**Task**. Locate every line in the records below that contains the word "Artillery", and copy each one.

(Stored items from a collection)
● ● ●

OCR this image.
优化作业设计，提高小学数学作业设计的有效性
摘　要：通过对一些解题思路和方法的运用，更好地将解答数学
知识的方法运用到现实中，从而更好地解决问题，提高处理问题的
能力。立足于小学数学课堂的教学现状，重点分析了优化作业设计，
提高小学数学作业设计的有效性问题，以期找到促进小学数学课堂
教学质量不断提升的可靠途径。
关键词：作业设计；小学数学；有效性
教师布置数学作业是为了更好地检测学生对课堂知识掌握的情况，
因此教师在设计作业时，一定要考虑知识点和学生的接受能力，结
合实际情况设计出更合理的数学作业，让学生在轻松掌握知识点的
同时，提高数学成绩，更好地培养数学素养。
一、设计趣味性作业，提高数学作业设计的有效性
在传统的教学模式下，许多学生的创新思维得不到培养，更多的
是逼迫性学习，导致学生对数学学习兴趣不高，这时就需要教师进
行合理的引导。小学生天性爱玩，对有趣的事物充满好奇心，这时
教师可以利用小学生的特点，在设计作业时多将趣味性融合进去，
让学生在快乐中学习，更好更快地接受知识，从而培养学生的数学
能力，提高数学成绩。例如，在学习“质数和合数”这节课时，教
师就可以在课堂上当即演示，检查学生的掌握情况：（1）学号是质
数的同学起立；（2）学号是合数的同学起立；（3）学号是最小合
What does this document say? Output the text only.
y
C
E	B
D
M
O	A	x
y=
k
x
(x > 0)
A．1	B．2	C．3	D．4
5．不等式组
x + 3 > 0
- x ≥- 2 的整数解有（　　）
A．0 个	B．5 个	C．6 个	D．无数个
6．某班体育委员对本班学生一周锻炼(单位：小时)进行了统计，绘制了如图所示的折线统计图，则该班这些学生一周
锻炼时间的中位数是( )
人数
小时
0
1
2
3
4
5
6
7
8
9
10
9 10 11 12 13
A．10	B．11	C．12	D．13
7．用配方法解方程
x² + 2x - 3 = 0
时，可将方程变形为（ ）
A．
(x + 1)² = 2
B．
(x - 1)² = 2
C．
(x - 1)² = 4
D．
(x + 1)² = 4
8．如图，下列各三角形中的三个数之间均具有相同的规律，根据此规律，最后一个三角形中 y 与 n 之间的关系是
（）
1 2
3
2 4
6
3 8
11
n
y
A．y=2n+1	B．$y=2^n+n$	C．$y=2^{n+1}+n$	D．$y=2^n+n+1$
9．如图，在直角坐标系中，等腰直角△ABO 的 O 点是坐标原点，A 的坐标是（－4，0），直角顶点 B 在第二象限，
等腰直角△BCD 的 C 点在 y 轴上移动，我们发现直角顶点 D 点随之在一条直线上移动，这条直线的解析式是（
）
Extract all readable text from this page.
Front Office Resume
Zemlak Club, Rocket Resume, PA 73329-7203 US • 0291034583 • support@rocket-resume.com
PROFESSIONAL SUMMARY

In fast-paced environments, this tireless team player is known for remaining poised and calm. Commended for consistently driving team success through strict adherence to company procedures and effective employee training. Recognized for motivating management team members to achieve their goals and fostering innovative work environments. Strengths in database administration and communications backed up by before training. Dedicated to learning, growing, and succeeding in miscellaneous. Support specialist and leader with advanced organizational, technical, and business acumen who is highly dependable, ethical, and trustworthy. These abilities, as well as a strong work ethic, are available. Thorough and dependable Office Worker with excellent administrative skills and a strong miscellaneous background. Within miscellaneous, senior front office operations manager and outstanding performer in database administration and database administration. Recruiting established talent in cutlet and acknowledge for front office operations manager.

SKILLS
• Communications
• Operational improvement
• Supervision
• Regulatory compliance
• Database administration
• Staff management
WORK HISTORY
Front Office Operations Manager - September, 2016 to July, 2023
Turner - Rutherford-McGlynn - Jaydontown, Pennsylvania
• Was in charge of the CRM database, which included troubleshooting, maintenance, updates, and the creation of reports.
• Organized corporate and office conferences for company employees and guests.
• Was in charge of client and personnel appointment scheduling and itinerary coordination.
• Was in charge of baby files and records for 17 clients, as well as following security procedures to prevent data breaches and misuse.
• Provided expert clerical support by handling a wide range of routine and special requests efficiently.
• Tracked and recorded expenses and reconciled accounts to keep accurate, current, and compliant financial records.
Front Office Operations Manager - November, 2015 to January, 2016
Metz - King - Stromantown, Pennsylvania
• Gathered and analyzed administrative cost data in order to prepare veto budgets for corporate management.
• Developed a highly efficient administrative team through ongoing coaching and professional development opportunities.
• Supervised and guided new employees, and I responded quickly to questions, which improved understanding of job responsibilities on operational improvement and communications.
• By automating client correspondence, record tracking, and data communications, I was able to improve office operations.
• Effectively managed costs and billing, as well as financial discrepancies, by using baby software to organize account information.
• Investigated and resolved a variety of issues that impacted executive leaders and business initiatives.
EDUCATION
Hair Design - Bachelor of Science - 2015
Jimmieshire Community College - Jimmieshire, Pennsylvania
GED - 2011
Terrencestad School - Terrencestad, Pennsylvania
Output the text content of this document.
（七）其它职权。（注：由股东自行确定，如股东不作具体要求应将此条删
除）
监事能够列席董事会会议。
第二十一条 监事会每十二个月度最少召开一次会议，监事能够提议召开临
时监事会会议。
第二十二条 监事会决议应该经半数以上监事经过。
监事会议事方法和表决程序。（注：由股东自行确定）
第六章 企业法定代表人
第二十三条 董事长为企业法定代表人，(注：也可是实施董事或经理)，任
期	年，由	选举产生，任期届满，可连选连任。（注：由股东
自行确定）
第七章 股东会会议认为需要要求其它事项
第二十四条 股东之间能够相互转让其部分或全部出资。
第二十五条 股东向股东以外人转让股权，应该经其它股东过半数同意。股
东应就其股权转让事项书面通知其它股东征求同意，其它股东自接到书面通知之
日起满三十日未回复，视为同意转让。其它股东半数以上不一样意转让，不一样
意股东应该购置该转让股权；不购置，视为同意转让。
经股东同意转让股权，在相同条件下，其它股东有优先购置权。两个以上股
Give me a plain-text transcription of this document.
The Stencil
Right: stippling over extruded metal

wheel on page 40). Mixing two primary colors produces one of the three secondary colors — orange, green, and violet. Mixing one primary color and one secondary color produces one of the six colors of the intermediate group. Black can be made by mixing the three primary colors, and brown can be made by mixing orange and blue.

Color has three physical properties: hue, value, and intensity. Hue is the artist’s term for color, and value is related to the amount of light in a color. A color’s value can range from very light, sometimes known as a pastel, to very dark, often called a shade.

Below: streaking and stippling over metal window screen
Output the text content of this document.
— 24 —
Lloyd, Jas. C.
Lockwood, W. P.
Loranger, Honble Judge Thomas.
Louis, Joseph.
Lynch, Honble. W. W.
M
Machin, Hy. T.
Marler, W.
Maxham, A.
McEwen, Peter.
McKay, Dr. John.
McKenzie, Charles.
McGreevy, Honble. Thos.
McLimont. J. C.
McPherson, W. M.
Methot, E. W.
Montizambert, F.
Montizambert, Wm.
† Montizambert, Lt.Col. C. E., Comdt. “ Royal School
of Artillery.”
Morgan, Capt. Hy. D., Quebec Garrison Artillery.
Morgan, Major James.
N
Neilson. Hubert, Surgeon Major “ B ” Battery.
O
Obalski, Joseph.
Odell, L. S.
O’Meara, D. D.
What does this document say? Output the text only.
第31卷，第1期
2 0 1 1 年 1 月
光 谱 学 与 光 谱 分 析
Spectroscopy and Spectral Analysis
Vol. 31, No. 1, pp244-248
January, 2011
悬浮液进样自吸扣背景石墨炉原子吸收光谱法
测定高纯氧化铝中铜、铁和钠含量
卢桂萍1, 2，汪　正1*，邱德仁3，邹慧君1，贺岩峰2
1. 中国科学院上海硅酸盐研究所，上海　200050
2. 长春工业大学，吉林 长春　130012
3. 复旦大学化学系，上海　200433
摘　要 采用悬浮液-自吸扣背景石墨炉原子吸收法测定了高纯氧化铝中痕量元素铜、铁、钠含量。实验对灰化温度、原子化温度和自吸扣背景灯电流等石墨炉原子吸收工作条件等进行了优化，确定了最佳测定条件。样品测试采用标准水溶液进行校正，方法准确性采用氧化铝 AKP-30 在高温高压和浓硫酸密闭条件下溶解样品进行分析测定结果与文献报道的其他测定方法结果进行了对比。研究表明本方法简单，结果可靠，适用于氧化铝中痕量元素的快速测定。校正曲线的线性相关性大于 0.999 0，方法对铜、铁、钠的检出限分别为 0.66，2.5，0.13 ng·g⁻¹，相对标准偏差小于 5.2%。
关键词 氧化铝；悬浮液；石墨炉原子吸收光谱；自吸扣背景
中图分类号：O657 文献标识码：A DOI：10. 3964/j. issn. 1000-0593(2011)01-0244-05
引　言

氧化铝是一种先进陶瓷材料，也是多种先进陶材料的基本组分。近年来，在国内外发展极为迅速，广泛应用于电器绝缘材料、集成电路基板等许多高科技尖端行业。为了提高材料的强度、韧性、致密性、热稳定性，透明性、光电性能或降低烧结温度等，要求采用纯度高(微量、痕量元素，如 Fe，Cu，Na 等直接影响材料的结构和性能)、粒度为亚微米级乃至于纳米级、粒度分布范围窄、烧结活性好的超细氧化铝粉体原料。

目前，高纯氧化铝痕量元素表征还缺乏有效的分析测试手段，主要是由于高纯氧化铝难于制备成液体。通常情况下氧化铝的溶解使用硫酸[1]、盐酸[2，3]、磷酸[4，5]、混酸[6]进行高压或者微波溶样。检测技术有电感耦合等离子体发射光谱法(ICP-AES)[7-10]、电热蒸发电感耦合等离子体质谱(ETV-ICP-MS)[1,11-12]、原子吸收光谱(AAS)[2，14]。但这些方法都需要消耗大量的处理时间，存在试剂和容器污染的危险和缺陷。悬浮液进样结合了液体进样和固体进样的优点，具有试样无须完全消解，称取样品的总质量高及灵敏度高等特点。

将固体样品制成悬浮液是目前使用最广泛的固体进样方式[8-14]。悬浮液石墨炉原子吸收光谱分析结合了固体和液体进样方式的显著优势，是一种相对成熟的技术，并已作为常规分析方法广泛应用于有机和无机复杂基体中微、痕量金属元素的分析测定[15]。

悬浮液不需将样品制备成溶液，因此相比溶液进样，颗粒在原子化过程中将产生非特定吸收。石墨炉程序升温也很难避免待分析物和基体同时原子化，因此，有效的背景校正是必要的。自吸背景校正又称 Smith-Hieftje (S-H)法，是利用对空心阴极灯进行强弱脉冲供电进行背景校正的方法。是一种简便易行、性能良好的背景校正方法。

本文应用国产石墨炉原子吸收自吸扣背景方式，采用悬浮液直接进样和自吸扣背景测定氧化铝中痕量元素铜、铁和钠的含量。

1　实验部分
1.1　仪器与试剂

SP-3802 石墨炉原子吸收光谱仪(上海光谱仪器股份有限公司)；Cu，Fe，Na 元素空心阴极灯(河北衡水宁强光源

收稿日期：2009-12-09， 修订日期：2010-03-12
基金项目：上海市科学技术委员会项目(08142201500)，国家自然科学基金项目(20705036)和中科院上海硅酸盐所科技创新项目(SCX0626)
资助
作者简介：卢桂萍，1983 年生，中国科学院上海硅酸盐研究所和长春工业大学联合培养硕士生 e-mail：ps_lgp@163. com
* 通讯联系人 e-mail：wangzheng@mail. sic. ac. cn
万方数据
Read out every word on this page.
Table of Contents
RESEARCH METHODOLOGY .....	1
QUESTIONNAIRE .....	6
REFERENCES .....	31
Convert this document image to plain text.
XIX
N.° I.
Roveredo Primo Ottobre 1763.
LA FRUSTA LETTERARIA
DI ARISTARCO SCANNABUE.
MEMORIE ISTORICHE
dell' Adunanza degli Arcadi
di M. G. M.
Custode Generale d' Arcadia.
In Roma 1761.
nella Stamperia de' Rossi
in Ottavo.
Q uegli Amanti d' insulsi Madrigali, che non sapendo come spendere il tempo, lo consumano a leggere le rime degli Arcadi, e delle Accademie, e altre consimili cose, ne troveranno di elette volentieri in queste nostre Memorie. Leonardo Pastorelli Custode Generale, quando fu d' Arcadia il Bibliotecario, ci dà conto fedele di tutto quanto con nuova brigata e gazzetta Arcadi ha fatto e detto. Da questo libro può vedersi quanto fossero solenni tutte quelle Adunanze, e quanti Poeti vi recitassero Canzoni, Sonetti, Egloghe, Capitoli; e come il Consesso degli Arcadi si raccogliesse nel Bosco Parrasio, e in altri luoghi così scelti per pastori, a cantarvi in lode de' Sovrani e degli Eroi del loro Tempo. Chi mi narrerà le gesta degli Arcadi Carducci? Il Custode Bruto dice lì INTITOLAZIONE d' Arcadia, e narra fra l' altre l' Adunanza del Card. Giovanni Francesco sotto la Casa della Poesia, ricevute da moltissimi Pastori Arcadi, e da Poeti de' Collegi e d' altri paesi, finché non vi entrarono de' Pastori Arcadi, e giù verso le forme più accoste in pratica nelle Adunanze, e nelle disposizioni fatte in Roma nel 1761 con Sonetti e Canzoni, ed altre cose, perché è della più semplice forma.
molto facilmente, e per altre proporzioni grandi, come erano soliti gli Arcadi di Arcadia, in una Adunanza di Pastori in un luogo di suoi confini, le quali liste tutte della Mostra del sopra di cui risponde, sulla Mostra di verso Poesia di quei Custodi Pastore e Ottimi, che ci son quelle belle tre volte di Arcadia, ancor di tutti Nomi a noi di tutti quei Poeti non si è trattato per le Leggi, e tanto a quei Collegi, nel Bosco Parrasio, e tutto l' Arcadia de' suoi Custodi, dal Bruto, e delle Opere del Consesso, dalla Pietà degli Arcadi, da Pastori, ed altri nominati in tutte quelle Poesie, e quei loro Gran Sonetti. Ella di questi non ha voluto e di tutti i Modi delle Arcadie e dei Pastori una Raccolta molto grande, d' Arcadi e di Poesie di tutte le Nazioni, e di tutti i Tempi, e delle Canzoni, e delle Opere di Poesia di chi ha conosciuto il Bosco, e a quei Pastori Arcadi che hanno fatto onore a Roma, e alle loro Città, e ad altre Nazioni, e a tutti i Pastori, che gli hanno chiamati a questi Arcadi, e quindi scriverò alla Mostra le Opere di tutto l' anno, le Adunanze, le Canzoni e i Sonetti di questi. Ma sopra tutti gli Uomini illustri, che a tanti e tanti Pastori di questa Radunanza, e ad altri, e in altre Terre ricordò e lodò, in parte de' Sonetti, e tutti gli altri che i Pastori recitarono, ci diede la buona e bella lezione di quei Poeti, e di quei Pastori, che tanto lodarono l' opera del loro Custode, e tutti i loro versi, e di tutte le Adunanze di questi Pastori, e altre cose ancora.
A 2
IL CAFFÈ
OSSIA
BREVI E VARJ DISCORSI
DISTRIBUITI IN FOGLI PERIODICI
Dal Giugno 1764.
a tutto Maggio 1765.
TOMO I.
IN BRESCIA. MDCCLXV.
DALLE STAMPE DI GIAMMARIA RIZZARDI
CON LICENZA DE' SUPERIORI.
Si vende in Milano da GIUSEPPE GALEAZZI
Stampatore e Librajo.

● ● ●

**Result of the task**.
of Artillery.”
Morgan, Capt. Hy. D., Quebec Garrison Artillery.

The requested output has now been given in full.